Data provided
** Begin **

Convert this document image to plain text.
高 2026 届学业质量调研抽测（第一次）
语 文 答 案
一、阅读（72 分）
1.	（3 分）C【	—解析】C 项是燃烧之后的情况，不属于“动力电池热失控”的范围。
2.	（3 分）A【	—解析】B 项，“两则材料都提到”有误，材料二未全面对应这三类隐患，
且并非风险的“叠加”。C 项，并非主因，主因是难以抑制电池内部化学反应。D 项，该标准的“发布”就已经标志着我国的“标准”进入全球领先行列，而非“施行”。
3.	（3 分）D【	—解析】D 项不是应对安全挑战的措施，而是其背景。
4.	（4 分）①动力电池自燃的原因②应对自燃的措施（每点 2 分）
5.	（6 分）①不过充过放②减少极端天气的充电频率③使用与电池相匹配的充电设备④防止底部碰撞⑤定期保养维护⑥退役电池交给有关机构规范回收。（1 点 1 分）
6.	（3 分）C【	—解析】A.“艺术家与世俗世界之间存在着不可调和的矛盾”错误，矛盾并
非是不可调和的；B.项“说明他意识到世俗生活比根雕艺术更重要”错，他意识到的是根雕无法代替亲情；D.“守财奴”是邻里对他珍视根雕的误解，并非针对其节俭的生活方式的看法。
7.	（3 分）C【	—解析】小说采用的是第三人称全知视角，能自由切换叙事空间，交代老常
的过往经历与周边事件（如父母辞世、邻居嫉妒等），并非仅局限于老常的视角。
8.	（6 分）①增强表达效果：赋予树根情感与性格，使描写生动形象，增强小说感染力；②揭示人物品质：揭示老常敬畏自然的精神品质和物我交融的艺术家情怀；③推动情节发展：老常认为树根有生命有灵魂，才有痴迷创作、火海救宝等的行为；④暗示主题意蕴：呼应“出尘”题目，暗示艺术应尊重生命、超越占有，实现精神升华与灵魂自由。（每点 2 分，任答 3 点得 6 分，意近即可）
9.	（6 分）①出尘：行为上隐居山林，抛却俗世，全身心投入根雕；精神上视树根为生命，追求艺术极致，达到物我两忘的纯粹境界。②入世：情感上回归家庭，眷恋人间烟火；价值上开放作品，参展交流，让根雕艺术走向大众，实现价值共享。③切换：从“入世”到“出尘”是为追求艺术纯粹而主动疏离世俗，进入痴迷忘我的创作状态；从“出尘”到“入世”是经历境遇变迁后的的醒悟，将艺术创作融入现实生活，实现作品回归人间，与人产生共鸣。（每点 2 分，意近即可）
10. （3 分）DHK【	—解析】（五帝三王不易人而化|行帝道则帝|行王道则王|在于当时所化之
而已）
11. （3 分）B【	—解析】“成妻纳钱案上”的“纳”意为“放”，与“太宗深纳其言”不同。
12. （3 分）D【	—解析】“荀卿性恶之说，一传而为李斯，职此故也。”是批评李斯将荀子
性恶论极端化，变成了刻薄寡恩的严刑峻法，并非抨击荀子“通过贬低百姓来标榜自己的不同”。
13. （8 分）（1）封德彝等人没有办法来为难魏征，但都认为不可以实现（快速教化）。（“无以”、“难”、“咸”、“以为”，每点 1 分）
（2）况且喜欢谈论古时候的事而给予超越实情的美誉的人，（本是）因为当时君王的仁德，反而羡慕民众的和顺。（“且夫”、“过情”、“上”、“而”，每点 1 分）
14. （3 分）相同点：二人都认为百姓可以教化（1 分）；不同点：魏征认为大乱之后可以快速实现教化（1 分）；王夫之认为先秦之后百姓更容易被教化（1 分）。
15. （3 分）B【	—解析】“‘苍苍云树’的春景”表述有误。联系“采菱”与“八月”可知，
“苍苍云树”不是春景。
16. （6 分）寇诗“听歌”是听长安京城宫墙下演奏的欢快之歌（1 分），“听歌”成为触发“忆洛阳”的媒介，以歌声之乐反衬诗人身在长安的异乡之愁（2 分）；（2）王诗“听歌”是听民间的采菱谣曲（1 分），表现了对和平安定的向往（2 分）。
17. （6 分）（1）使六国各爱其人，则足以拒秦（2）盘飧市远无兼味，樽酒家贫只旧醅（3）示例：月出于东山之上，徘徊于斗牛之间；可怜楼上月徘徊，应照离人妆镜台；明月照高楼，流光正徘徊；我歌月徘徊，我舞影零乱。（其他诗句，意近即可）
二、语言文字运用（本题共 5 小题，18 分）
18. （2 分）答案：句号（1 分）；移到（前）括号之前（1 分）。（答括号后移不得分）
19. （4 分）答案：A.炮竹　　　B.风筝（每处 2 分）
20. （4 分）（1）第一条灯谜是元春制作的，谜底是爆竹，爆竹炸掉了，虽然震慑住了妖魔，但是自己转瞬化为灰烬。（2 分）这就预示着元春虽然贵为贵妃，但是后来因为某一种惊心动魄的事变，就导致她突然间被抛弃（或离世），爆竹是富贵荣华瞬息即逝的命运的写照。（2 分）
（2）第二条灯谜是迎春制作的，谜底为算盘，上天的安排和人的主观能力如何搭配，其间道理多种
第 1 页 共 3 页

** End **

Instructions to follow
Copy all lines in the listing above where the string "苍苍云树" appears.

Answer to the task
15. （3 分）B【	—解析】“‘苍苍云树’的春景”表述有误。联系“采菱”与“八月”可知，
“苍苍云树”不是春景。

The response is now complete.